▶ [Set exercise]:
Leave out every picture, then transcribe the rest of the listing exactly.

▶ [Recorded information]:

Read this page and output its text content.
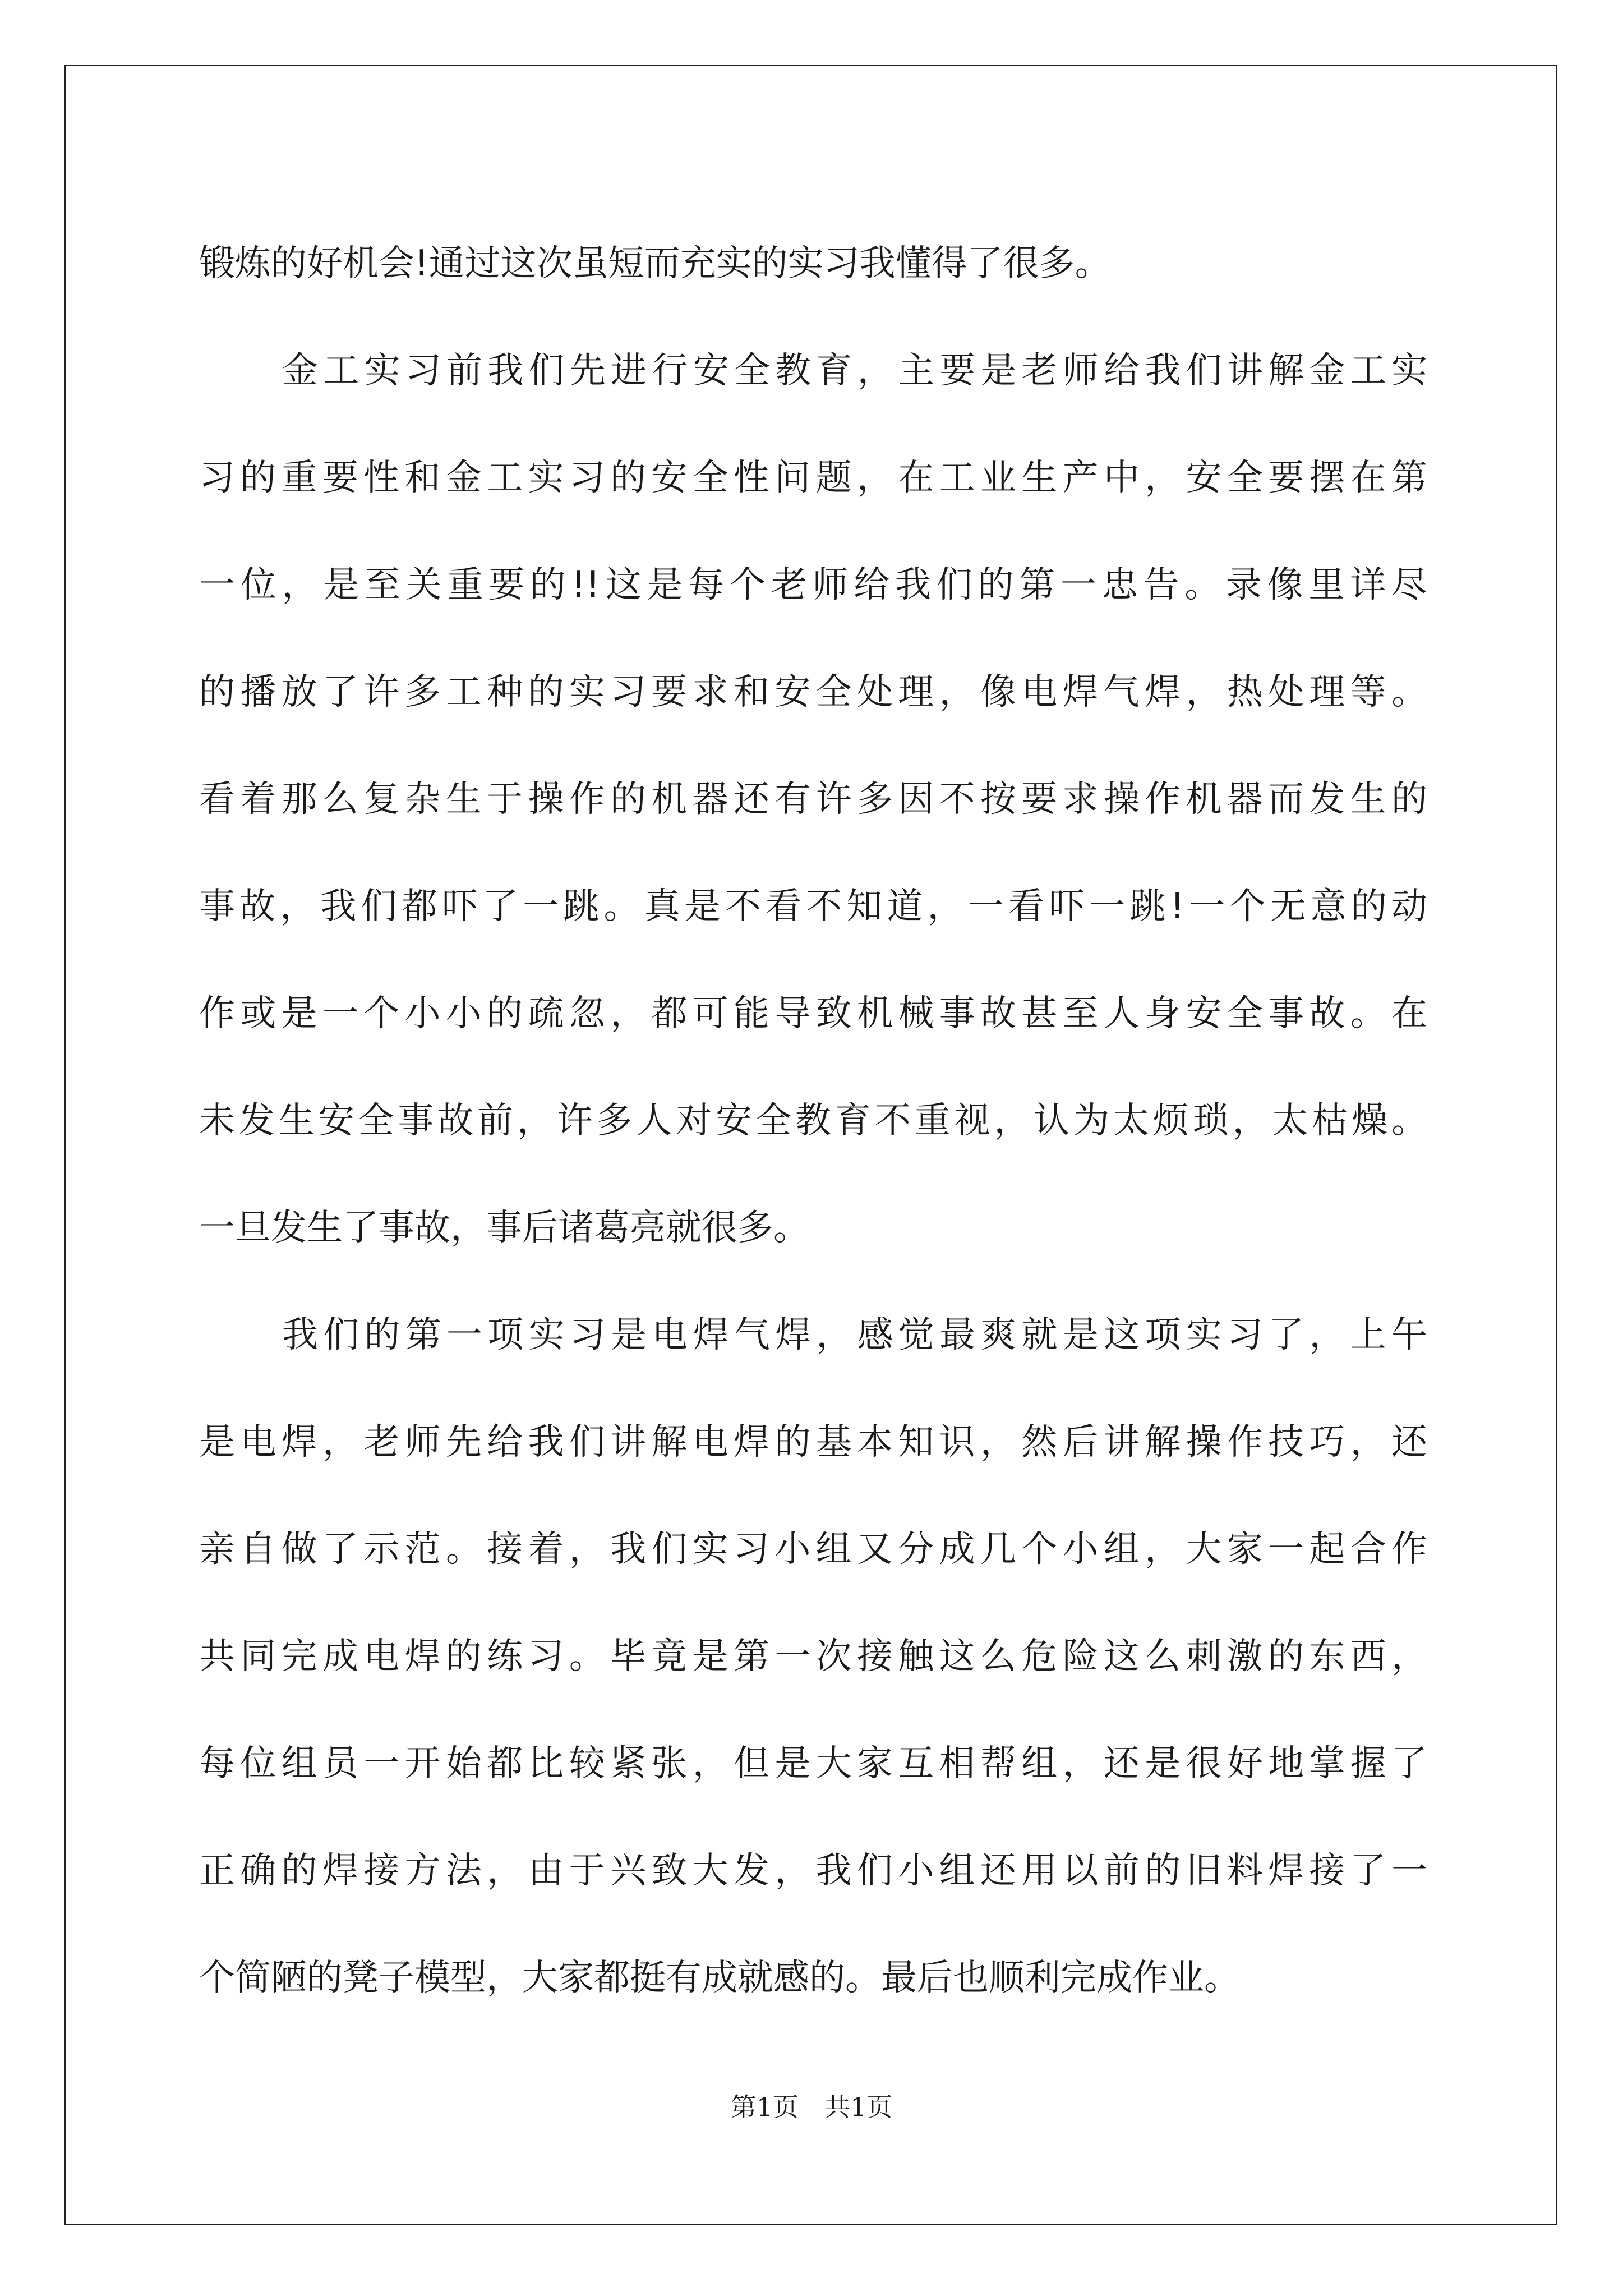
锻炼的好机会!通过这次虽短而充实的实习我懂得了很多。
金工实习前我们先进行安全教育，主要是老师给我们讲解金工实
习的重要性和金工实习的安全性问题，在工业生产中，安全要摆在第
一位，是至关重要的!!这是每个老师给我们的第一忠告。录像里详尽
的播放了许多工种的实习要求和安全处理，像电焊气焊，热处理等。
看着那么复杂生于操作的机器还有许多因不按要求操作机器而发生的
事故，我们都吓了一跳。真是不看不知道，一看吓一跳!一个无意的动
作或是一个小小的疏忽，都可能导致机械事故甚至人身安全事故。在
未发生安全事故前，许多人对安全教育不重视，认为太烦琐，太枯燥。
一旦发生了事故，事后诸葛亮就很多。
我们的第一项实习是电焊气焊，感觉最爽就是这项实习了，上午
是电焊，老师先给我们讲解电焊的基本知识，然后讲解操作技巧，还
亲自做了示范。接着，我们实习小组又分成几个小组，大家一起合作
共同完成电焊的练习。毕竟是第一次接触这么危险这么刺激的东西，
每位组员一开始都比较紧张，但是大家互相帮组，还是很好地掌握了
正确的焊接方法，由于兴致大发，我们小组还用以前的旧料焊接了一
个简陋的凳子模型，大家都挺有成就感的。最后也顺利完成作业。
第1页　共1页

▶ [Written response]:
Read this page and output its text content.
锻炼的好机会!通过这次虽短而充实的实习我懂得了很多。
金工实习前我们先进行安全教育，主要是老师给我们讲解金工实
习的重要性和金工实习的安全性问题，在工业生产中，安全要摆在第
一位，是至关重要的!!这是每个老师给我们的第一忠告。录像里详尽
的播放了许多工种的实习要求和安全处理，像电焊气焊，热处理等。
看着那么复杂生于操作的机器还有许多因不按要求操作机器而发生的
事故，我们都吓了一跳。真是不看不知道，一看吓一跳!一个无意的动
作或是一个小小的疏忽，都可能导致机械事故甚至人身安全事故。在
未发生安全事故前，许多人对安全教育不重视，认为太烦琐，太枯燥。
一旦发生了事故，事后诸葛亮就很多。
我们的第一项实习是电焊气焊，感觉最爽就是这项实习了，上午
是电焊，老师先给我们讲解电焊的基本知识，然后讲解操作技巧，还
亲自做了示范。接着，我们实习小组又分成几个小组，大家一起合作
共同完成电焊的练习。毕竟是第一次接触这么危险这么刺激的东西，
每位组员一开始都比较紧张，但是大家互相帮组，还是很好地掌握了
正确的焊接方法，由于兴致大发，我们小组还用以前的旧料焊接了一
个简陋的凳子模型，大家都挺有成就感的。最后也顺利完成作业。
第1页　共1页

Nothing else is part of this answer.